[The exercise]:
Copy the lines from each of the items below verbatim.

[Given records]:
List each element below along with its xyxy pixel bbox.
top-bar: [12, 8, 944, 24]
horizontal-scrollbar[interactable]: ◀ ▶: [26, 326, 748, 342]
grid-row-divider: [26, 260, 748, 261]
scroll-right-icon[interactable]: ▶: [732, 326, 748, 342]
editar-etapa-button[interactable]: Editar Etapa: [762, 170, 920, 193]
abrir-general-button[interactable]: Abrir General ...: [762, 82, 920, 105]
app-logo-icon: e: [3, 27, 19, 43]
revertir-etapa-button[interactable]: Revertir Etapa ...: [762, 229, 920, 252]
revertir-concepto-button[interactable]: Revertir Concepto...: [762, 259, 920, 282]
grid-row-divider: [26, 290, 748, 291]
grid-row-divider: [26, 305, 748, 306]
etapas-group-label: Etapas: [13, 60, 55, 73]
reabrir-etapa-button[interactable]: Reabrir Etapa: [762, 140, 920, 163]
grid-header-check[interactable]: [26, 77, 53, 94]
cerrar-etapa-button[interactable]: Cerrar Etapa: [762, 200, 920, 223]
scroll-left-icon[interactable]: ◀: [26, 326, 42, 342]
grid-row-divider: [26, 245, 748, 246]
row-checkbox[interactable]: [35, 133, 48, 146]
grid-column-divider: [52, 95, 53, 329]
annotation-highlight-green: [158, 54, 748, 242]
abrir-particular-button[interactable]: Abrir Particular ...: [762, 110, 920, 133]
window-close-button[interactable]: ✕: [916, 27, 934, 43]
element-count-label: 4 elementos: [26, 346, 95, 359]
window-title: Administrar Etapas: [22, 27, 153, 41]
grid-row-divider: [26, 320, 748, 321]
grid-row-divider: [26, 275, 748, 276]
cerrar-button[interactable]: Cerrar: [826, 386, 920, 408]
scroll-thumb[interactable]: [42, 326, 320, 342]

[Solved problem]:
List each element below along with its xyxy pixel bbox.
top-bar: [12, 8, 944, 24]
horizontal-scrollbar[interactable]: ◀ ▶: [26, 326, 748, 342]
grid-row-divider: [26, 260, 748, 261]
scroll-right-icon[interactable]: ▶: [732, 326, 748, 342]
editar-etapa-button[interactable]: Editar Etapa: [762, 170, 920, 193]
abrir-general-button[interactable]: Abrir General ...: [762, 82, 920, 105]
app-logo-icon: e: [3, 27, 19, 43]
revertir-etapa-button[interactable]: Revertir Etapa ...: [762, 229, 920, 252]
revertir-concepto-button[interactable]: Revertir Concepto...: [762, 259, 920, 282]
grid-row-divider: [26, 290, 748, 291]
grid-row-divider: [26, 305, 748, 306]
etapas-group-label: Etapas: [13, 60, 55, 73]
reabrir-etapa-button[interactable]: Reabrir Etapa: [762, 140, 920, 163]
grid-header-check[interactable]: [26, 77, 53, 94]
cerrar-etapa-button[interactable]: Cerrar Etapa: [762, 200, 920, 223]
scroll-left-icon[interactable]: ◀: [26, 326, 42, 342]
grid-row-divider: [26, 245, 748, 246]
row-checkbox[interactable]: [35, 133, 48, 146]
grid-column-divider: [52, 95, 53, 329]
annotation-highlight-green: [158, 54, 748, 242]
abrir-particular-button[interactable]: Abrir Particular ...: [762, 110, 920, 133]
window-close-button[interactable]: ✕: [916, 27, 934, 43]
element-count-label: 4 elementos: [26, 346, 95, 359]
window-title: Administrar Etapas: [22, 27, 153, 41]
grid-row-divider: [26, 320, 748, 321]
grid-row-divider: [26, 275, 748, 276]
cerrar-button[interactable]: Cerrar: [826, 386, 920, 408]
scroll-thumb[interactable]: [42, 326, 320, 342]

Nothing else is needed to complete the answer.